··· 本文 ···

2020年の大巡礼は人数を絞り、国内からの参加のみに

(サウジアラビア)

リヤド発

2020年06月24日

サウジアラビア巡礼省は、新型コロナウイルスの世界的な感染拡大を受け、2020年のハッジ(大巡礼)は参加人数を最小限に絞り、サウジアラビア国内からの参加者のみで行うことを発表した〔6月22日付サウジアラビア国営通信(SPA)外部サイトへ、新しいウィンドウで開きます〕。

ハッジはイスラム教徒の五行の1つとして、毎年イスラム暦の12月初旬に行われ、イスラム暦1441年に当たる2020年は7月28日~8月2日に予定されている。近年では世界中から200万人を超える巡礼者がサウジ西海岸の2大聖地(マッカ、マディーナ)に集まるが、巡礼用ビザを取得することは必ずしも容易ではなく、多額の費用も掛かるため、生涯一度の出来事として順番を待ち続ける海外のイスラム教徒も多い。

···

取り組む課題:
1. 本文によると、2020年のハッジはいつからいつまで予定されているか。
2. 本文に出てくる国名と都市名をすべて挙げよ。
3. 本文の「ハッジはイスラム教徒の五行の1つとして」で始まる段落を、主な事実を残して箇条書きにまとめよ。
答えは本文の内容だけを根拠とすること。

··· 提供データ ···

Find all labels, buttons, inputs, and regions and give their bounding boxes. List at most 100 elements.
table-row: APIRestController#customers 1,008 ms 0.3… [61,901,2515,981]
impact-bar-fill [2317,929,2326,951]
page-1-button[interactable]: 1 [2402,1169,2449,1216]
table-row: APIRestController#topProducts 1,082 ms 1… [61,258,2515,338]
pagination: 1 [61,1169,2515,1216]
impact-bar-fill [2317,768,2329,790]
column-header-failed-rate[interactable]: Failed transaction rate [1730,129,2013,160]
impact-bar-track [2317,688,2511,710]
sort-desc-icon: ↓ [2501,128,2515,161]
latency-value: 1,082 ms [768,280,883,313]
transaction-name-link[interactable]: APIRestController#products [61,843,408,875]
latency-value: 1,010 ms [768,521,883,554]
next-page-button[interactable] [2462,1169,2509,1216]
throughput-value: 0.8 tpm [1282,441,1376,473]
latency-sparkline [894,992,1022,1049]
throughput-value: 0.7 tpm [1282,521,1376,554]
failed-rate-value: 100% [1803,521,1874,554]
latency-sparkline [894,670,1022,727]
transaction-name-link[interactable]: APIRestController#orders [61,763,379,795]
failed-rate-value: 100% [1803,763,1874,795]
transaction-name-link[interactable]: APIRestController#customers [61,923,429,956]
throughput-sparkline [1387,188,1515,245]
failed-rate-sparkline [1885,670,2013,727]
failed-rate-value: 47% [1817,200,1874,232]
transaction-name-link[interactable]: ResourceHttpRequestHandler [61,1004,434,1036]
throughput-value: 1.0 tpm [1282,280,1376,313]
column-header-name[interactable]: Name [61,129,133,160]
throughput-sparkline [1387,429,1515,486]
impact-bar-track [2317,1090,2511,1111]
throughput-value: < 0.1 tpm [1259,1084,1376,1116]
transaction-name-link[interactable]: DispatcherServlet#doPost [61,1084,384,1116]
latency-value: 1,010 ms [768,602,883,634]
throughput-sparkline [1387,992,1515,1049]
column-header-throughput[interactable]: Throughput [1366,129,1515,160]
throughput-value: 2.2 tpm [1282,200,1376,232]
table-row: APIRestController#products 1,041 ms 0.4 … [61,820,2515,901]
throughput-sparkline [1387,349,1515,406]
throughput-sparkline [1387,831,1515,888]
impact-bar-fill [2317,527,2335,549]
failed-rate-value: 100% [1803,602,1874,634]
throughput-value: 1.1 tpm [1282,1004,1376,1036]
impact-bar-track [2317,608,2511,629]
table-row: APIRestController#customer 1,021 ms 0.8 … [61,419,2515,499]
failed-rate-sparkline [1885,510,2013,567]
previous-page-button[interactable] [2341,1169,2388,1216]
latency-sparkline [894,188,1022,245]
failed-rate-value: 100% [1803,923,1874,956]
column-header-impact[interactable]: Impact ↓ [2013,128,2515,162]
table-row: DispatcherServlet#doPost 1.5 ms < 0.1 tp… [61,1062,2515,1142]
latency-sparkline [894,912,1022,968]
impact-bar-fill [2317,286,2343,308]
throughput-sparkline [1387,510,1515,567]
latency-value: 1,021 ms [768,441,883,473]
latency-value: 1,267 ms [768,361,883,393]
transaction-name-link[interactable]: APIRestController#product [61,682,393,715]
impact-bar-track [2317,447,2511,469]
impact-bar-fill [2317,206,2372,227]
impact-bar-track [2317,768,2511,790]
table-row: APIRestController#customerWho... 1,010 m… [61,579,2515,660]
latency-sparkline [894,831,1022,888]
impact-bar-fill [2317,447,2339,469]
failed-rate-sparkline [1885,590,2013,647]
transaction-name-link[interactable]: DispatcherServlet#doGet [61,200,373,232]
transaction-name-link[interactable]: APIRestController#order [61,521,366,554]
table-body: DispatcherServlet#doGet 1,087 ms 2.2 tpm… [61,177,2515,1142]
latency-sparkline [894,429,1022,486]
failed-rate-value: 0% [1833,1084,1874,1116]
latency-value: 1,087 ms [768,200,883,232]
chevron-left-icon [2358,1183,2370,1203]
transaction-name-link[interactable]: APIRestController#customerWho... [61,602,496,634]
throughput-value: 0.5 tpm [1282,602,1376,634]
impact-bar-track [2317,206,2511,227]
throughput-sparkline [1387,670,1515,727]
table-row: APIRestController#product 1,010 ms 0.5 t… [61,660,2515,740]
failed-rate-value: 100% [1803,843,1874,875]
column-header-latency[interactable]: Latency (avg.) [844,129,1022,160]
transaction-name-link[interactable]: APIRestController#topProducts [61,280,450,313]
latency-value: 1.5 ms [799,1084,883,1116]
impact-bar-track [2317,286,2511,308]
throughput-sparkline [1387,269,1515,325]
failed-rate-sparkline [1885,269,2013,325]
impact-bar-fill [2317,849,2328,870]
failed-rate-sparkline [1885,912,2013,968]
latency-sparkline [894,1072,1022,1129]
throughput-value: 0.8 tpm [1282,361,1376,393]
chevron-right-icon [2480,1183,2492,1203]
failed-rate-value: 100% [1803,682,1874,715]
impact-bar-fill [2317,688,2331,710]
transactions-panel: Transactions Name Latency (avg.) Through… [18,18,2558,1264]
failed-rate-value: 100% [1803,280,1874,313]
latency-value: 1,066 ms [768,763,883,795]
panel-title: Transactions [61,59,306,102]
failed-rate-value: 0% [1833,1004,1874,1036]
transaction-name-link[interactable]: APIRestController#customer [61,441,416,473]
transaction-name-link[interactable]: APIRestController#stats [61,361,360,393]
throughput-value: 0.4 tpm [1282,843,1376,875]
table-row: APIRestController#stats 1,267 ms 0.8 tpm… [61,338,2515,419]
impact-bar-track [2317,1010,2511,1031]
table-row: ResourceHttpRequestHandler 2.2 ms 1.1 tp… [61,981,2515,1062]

···

課題の解答:
1. 7月28日~8月2日。

2. サウジアラビア、リヤド、マッカ、マディーナ

3.
- ハッジはイスラム教徒の五行の1つで、毎年イスラム暦の12月初旬に行われる。
- イスラム暦1441年に当たる2020年は、7月28日~8月2日に予定されている。
- 近年は世界中から200万人を超える巡礼者が、サウジ西海岸の2大聖地(マッカ、マディーナ)に集まる。
- 巡礼用ビザの取得は必ずしも容易ではなく、多額の費用も掛かる。
- そのため、生涯一度の出来事として順番を待ち続ける海外のイスラム教徒も多い。